• **Given text**
════════════════
Ultrasound‐Driven Electric Conversion Hydrogel Coating Enhances Macrophage Efferocytosis for Non‐Invasive Skin Expansion

Abstract Skin soft‐tissue expansion, a key technique for tissue regeneration, promotes tissue repair by applying sustained mechanical tension. However, prolonged tension leads to the accumulation of apoptotic cells and impaired macrophage efferocytosis, thereby disrupting immune homeostasis and inhibiting regeneration. In this study, an ultrasound‐driven electric‐conversion hydrogel system (SHG@GBT) is developed, integrating piezoelectric heterojunctions with a reorganized hydrogel network. This system modulates macrophage efferocytosis through ultrasound‐generated electrical signals, optimizing the immune microenvironment and promoting regeneration. Piezoelectric heterojunctions are created by coupling the interfaces of graphene oxide (GO) and barium titanate (BTO) at multiple scales and are embedded in a reorganized network formed by cross‐linking oxidized hyaluronic acid and hydrazide‐modified hyaluronic acid. The mechanical compatibility of the hydrogel and the ultrasound response of the heterojunctions enhanced energy conversion efficiency, with the GO/BTO heterojunction improving BTO polarization and the GO network optimizing charge transfer. Under ultrasound stimulation, the local electric field generated by BTO activated macrophage calcium ion channels, increasing calcium influx and enhancing efferocytosis, angiogenesis, and collagen synthesis. In vivo studies have shown reduced accumulation of apoptotic cells and improved blood perfusion. This study introduces a noninvasive immune modulation strategy to optimize the efficacy and safety of skin soft tissue expansion.
════════════════
• **Recorded data**
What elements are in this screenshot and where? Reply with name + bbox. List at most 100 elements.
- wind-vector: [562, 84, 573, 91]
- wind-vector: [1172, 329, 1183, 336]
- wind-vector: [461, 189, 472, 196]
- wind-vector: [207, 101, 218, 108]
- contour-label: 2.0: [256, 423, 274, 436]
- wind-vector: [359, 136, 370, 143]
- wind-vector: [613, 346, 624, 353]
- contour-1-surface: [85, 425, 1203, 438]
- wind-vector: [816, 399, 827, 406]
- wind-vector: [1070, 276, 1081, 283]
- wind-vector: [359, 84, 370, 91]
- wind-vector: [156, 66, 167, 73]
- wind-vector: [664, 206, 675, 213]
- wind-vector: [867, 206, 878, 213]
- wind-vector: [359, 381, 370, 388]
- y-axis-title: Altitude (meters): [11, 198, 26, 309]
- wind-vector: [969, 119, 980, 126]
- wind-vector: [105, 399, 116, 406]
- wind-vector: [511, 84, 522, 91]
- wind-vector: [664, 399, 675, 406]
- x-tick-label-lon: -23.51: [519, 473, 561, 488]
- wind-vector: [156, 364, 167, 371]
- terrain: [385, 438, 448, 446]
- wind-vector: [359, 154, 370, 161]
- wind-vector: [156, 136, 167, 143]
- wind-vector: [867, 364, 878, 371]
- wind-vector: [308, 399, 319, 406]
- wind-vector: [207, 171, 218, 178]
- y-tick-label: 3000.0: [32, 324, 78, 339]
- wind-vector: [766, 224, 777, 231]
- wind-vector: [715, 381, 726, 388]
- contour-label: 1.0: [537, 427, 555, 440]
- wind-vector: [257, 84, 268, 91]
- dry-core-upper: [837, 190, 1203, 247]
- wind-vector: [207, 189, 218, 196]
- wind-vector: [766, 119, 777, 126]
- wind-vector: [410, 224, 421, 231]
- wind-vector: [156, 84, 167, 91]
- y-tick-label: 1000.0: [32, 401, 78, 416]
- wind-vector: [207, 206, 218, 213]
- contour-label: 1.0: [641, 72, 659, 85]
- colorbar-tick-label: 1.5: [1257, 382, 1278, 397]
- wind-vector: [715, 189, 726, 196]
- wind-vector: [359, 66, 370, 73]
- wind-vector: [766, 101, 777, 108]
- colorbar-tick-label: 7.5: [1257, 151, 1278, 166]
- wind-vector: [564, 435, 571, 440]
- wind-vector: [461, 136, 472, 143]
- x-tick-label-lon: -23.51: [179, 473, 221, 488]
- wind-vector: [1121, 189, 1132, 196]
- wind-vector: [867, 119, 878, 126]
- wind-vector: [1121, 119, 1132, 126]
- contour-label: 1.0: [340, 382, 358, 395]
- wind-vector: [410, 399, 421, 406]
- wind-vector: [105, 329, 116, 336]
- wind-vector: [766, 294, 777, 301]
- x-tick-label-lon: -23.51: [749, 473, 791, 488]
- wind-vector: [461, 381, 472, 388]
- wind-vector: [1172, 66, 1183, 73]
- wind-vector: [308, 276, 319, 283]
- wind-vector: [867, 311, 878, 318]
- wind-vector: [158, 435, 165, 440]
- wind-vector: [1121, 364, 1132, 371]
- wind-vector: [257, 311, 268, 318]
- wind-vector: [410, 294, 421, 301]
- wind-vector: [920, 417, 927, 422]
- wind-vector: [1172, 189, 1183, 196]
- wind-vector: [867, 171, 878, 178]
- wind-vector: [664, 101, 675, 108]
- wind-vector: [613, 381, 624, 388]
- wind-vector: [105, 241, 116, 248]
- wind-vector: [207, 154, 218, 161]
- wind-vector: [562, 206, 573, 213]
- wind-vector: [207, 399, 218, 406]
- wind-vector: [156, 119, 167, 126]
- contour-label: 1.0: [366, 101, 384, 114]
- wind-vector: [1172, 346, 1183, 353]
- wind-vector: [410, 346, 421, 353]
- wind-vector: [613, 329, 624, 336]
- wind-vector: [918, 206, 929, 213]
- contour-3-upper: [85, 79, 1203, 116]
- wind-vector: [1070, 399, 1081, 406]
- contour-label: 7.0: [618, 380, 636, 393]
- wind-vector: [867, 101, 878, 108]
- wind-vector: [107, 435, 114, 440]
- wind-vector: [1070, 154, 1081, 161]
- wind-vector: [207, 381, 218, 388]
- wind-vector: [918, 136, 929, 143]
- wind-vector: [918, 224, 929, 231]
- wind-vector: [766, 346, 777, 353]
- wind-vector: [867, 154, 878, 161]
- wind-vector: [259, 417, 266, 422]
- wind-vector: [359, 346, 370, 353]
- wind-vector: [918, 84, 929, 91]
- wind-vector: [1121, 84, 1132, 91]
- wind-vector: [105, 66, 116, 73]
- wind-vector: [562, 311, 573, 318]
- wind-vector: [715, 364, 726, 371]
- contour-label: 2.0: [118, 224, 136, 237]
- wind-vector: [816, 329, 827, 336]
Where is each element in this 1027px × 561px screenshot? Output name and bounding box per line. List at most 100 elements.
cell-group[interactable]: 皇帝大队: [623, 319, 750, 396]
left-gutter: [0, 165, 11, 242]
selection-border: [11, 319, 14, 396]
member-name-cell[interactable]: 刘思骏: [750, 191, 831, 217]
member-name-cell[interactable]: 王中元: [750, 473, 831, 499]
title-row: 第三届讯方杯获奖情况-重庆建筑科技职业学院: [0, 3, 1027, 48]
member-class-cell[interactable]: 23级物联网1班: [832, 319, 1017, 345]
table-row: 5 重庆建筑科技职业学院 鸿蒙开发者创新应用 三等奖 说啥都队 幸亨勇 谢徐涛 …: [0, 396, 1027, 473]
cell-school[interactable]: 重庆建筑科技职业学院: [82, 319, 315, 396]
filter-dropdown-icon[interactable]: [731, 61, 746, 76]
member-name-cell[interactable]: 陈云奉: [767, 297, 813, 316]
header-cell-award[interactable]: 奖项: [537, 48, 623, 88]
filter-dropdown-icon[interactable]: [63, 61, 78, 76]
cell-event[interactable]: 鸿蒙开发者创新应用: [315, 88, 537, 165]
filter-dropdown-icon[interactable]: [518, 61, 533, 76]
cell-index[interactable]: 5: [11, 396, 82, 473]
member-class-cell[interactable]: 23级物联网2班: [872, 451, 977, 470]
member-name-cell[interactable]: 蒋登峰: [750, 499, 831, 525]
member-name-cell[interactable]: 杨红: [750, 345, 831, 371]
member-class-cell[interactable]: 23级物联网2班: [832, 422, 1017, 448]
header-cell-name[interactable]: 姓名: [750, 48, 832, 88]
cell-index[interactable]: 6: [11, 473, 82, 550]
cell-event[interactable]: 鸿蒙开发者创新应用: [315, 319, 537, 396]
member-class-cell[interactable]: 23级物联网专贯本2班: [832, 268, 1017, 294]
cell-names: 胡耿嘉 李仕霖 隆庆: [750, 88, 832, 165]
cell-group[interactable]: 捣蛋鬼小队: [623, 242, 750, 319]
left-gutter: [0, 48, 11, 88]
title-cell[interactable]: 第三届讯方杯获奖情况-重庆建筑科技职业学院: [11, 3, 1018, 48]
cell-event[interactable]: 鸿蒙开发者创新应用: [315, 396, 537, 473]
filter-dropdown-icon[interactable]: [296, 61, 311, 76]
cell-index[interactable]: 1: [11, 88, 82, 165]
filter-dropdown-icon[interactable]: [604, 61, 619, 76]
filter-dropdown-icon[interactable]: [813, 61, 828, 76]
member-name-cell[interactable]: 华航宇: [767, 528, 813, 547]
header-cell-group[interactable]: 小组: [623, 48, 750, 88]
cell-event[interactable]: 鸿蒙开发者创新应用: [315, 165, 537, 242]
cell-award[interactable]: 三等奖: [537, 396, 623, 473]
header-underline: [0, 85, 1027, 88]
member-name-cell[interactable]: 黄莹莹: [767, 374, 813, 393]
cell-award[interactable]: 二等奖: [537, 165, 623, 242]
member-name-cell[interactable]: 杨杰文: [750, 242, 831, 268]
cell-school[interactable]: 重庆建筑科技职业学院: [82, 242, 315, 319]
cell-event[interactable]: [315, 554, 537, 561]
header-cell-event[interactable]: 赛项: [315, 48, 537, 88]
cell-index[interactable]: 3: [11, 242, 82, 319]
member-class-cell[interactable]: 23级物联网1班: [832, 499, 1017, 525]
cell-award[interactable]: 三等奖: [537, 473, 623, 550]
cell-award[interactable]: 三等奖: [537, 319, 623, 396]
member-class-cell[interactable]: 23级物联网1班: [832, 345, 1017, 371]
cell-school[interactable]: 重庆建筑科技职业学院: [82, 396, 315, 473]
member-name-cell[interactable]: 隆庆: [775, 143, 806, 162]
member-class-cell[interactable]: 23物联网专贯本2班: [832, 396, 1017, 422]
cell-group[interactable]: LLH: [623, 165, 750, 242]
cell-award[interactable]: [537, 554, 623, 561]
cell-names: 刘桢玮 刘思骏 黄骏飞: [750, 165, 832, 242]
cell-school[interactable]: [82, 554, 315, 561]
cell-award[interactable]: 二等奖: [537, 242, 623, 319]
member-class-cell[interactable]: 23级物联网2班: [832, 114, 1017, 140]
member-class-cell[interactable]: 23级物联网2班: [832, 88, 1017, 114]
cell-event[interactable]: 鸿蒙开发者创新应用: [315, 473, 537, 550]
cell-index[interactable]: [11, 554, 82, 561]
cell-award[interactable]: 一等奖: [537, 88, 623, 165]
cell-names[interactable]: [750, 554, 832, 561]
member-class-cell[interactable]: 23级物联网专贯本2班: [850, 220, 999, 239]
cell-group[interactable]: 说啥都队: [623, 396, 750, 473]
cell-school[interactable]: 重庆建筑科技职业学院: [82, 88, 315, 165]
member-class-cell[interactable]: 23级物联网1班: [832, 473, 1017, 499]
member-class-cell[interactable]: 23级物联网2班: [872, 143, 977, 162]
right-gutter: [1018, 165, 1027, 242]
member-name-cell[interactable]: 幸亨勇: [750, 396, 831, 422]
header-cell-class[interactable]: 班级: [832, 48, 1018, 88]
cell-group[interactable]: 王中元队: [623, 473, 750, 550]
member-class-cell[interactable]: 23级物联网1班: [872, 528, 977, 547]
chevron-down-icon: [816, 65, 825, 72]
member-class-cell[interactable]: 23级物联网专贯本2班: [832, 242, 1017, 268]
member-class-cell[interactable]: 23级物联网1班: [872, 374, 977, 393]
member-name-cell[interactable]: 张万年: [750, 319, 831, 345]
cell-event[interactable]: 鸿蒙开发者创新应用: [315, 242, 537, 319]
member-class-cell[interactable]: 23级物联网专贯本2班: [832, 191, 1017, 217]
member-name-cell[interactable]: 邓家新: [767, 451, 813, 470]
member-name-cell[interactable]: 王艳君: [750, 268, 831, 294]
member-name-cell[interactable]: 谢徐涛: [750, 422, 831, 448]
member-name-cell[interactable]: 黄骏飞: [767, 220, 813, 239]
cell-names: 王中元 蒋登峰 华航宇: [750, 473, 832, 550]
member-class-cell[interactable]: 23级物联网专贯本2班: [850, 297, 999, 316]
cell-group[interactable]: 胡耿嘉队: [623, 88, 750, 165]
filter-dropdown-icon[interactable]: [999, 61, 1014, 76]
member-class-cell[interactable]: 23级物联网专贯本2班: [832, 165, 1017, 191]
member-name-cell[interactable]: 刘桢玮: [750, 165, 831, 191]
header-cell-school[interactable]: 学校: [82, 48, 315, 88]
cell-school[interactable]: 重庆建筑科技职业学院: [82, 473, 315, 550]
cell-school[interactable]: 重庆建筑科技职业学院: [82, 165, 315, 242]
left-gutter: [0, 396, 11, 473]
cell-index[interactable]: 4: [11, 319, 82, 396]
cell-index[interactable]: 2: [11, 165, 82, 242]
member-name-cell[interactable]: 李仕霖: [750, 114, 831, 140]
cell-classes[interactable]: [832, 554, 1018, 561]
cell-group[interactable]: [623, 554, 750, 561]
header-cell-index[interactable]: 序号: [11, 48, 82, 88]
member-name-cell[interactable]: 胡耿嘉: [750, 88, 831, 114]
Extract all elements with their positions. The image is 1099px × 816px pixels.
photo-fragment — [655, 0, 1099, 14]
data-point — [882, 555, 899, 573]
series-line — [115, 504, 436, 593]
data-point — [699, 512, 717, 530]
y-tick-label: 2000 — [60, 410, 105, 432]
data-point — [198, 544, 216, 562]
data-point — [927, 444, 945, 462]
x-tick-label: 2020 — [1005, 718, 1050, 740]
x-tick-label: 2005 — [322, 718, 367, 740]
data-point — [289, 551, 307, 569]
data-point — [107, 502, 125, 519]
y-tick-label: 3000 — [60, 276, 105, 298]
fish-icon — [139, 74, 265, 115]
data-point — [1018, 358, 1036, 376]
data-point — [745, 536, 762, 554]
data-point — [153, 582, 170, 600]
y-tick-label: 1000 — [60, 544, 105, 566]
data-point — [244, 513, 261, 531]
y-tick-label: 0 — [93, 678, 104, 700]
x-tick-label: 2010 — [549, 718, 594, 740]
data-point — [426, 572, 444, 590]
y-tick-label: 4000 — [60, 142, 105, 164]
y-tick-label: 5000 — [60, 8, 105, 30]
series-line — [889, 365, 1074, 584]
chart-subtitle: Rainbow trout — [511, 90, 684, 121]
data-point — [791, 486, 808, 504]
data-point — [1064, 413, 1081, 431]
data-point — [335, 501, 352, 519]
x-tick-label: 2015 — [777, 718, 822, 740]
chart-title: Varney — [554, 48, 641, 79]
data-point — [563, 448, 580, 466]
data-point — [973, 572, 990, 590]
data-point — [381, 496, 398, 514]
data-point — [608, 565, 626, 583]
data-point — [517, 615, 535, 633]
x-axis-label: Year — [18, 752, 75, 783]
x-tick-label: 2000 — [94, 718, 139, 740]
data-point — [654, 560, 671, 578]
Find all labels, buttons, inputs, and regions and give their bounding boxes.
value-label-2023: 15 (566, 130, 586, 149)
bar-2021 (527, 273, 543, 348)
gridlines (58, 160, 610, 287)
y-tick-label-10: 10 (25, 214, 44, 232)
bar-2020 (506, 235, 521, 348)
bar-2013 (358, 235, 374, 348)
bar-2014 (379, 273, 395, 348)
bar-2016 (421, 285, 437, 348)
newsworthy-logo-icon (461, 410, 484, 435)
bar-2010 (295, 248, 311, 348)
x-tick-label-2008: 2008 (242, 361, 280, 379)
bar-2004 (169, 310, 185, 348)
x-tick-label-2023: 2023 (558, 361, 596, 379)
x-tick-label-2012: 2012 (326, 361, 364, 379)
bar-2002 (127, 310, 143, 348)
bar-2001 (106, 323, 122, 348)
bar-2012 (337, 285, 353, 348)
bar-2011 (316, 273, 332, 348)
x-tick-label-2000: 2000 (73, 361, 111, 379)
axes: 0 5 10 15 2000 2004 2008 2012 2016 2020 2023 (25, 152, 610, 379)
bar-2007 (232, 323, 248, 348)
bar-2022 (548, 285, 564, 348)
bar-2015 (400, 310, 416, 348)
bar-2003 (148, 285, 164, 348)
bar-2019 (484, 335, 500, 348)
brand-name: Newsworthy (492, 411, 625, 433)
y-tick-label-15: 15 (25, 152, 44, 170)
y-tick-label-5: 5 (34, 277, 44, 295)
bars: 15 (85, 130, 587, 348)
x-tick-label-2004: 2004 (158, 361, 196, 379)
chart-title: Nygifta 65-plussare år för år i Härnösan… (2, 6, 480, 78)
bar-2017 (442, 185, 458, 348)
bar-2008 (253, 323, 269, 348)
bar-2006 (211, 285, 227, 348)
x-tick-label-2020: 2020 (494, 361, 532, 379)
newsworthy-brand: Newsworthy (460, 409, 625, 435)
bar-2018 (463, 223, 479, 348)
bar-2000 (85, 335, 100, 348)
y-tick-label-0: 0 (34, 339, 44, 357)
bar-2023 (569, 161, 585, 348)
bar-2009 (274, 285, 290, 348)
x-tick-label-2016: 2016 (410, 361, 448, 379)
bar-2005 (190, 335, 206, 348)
════════════════
• **To do**
Copy out the full text about the ultrasound-driven hydrogel coating for skin expansion, word for word, from the title through the last sentence.

• **Exercise result**
Ultrasound‐Driven Electric Conversion Hydrogel Coating Enhances Macrophage Efferocytosis for Non‐Invasive Skin Expansion

Abstract Skin soft‐tissue expansion, a key technique for tissue regeneration, promotes tissue repair by applying sustained mechanical tension. However, prolonged tension leads to the accumulation of apoptotic cells and impaired macrophage efferocytosis, thereby disrupting immune homeostasis and inhibiting regeneration. In this study, an ultrasound‐driven electric‐conversion hydrogel system (SHG@GBT) is developed, integrating piezoelectric heterojunctions with a reorganized hydrogel network. This system modulates macrophage efferocytosis through ultrasound‐generated electrical signals, optimizing the immune microenvironment and promoting regeneration. Piezoelectric heterojunctions are created by coupling the interfaces of graphene oxide (GO) and barium titanate (BTO) at multiple scales and are embedded in a reorganized network formed by cross‐linking oxidized hyaluronic acid and hydrazide‐modified hyaluronic acid. The mechanical compatibility of the hydrogel and the ultrasound response of the heterojunctions enhanced energy conversion efficiency, with the GO/BTO heterojunction improving BTO polarization and the GO network optimizing charge transfer. Under ultrasound stimulation, the local electric field generated by BTO activated macrophage calcium ion channels, increasing calcium influx and enhancing efferocytosis, angiogenesis, and collagen synthesis. In vivo studies have shown reduced accumulation of apoptotic cells and improved blood perfusion. This study introduces a noninvasive immune modulation strategy to optimize the efficacy and safety of skin soft tissue expansion.